**Description of the task:** What lines of the data hold the string "will"? Copy them all.

Document layout detection data
+ + + +
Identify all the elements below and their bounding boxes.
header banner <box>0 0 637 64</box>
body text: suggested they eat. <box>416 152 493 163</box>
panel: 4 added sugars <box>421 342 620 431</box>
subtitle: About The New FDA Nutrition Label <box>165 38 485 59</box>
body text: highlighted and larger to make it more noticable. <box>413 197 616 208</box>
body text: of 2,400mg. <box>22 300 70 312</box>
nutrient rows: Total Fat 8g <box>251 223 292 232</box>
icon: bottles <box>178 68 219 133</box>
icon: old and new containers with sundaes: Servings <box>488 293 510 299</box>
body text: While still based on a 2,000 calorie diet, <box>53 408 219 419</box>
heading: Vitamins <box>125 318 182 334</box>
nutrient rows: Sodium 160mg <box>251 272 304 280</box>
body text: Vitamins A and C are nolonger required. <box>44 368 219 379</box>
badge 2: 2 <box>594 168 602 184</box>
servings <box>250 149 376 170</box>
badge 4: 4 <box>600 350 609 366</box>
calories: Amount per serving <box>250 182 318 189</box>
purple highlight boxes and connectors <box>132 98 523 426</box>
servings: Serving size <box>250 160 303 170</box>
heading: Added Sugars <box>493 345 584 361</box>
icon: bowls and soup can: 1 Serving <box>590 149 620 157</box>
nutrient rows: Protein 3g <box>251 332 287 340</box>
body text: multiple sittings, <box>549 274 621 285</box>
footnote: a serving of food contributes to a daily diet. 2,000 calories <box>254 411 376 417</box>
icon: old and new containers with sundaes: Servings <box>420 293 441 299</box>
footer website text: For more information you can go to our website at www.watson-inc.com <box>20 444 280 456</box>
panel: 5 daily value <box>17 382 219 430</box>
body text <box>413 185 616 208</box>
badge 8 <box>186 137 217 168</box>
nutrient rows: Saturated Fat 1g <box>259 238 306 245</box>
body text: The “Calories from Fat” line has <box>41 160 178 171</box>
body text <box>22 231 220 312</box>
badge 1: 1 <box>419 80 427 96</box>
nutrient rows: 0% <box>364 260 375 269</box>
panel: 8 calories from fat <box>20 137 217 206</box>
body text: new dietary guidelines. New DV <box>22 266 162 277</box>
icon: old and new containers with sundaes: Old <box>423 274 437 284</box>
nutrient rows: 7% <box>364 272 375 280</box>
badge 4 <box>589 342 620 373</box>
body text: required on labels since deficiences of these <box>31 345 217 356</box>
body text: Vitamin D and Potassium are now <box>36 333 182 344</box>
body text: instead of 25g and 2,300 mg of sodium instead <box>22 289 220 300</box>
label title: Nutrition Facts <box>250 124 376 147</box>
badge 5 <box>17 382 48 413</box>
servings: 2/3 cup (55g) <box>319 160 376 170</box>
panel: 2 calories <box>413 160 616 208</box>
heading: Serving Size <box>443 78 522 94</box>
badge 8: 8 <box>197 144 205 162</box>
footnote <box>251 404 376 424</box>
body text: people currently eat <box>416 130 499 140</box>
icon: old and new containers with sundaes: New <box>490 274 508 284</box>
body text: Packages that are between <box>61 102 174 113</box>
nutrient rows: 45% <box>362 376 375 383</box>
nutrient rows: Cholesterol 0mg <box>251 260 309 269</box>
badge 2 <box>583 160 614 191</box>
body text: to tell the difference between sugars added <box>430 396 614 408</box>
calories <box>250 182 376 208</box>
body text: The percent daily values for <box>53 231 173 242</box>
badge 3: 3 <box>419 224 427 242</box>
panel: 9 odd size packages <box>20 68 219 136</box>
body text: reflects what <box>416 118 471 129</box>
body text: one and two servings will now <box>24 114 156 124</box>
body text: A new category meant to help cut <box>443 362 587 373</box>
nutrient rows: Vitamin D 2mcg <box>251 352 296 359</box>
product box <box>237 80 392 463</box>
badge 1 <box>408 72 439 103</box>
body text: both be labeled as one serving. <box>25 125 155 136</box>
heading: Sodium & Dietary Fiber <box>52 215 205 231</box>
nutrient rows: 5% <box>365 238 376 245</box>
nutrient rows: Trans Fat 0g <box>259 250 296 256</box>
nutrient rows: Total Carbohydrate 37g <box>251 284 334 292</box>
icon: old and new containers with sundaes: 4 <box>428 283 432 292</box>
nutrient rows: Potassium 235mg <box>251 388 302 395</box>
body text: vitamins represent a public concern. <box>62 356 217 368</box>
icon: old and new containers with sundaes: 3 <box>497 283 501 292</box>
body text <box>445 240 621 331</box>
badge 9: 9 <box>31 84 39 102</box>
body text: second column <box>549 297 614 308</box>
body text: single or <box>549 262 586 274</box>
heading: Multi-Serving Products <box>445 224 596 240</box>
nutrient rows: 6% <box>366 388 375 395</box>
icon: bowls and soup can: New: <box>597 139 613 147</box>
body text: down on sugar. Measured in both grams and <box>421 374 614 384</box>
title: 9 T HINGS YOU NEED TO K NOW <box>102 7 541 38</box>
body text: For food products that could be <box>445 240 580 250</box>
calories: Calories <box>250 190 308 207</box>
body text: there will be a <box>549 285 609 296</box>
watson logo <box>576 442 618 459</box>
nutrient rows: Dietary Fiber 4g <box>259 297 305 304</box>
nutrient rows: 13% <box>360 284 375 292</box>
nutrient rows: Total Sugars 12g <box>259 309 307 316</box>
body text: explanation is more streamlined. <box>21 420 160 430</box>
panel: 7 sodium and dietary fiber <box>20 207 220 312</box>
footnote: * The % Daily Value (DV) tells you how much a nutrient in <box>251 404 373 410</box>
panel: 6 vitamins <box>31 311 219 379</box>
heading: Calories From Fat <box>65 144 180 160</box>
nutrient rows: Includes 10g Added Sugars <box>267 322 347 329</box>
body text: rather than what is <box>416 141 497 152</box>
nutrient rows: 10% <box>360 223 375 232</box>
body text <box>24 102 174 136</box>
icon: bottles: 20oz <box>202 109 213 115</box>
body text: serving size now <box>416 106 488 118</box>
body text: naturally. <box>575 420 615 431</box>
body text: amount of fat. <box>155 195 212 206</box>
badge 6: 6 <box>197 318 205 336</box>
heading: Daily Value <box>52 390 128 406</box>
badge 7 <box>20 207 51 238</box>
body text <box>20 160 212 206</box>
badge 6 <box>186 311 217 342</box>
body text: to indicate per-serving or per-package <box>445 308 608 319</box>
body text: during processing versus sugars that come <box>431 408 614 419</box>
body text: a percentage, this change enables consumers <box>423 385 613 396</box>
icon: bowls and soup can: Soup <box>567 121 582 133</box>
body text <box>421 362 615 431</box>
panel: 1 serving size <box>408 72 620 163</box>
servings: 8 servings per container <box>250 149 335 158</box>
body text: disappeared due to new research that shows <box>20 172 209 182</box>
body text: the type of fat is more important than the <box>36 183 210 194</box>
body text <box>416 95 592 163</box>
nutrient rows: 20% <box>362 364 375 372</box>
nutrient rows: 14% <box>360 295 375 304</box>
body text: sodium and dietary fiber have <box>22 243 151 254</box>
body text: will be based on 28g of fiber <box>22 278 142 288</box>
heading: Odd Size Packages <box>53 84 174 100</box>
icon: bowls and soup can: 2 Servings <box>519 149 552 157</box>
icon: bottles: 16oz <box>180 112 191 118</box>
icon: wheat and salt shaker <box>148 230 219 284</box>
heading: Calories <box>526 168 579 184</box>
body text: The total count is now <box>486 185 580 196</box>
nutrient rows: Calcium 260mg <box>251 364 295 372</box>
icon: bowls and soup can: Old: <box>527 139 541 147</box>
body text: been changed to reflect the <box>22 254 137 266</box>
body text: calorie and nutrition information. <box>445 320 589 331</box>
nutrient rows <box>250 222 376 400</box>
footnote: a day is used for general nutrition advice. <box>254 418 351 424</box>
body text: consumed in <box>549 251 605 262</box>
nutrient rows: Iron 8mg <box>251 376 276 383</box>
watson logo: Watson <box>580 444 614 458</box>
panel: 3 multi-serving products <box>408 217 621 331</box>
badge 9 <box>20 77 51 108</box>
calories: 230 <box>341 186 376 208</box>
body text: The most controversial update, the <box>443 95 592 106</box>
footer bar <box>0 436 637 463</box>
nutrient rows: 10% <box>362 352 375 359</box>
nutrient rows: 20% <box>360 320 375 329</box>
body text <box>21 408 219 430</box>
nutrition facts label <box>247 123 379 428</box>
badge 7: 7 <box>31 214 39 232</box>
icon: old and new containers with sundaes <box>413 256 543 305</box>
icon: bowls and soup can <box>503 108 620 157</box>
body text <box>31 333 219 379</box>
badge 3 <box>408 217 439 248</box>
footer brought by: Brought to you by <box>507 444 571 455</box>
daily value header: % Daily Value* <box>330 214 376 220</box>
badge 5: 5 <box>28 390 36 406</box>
+ + + +
**Reply:**
body text: one and two servings will now <box>24 114 156 124</box>
body text: there will be a <box>549 285 609 296</box>
body text: will be based on 28g of fiber <box>22 278 142 288</box>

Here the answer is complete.